GOAL OF THE EXERCISE:
Across the listing below, how many lines contain the string "bilar"? Only the number is needed.

▽

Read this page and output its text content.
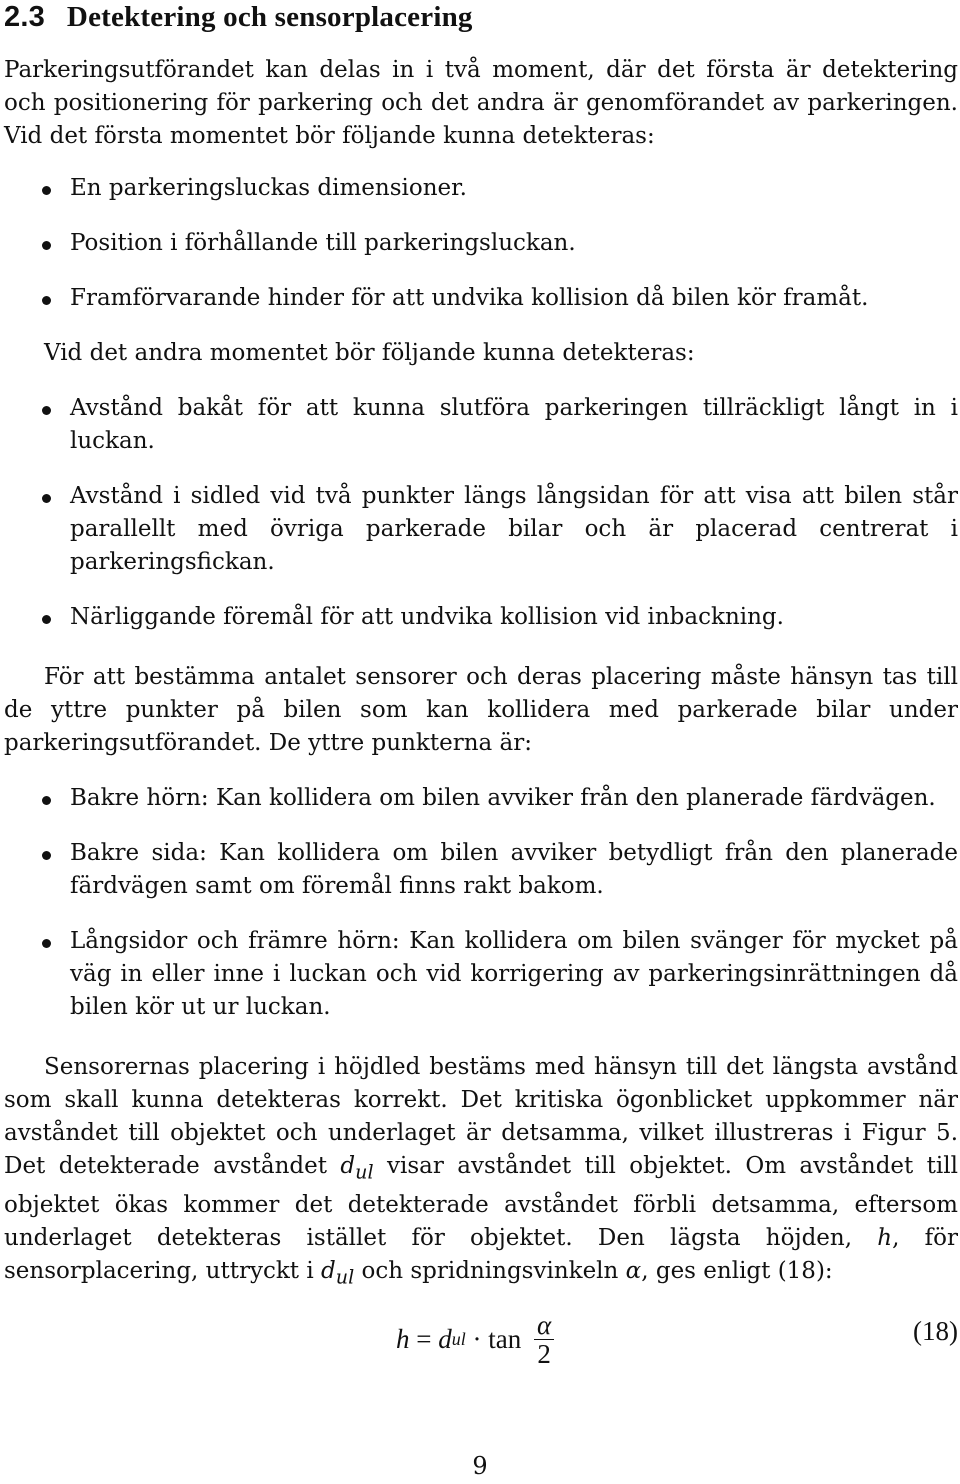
2.3 Detektering och sensorplacering

Parkeringsutförandet kan delas in i två moment, där det första är detektering och positionering för parkering och det andra är genomförandet av parkeringen. Vid det första momentet bör följande kunna detekteras:

En parkeringsluckas dimensioner.
Position i förhållande till parkeringsluckan.
Framförvarande hinder för att undvika kollision då bilen kör framåt.

Vid det andra momentet bör följande kunna detekteras:

Avstånd bakåt för att kunna slutföra parkeringen tillräckligt långt in i luckan.
Avstånd i sidled vid två punkter längs långsidan för att visa att bilen står parallellt med övriga parkerade bilar och är placerad centrerat i parkeringsfickan.
Närliggande föremål för att undvika kollision vid inbackning.

För att bestämma antalet sensorer och deras placering måste hänsyn tas till de yttre punkter på bilen som kan kollidera med parkerade bilar under parkeringsutförandet. De yttre punkterna är:

Bakre hörn: Kan kollidera om bilen avviker från den planerade färdvägen.
Bakre sida: Kan kollidera om bilen avviker betydligt från den planerade färdvägen samt om föremål finns rakt bakom.
Långsidor och främre hörn: Kan kollidera om bilen svänger för mycket på väg in eller inne i luckan och vid korrigering av parkeringsinrättningen då bilen kör ut ur luckan.

Sensorernas placering i höjdled bestäms med hänsyn till det längsta avstånd som skall kunna detekteras korrekt. Det kritiska ögonblicket uppkommer när avståndet till objektet och underlaget är detsamma, vilket illustreras i Figur 5. Det detekterade avståndet $d_{ul}$ visar avståndet till objektet. Om avståndet till objektet ökas kommer det detekterade avståndet förbli detsamma, eftersom underlaget detekteras istället för objektet. Den lägsta höjden, h, för sensorplacering, uttryckt i $d_{ul}$ och spridningsvinkeln α, ges enligt (18):

h = d ul · $\tan \frac{\alpha}{2}$	(18)
9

△

ANSWER BOX:
2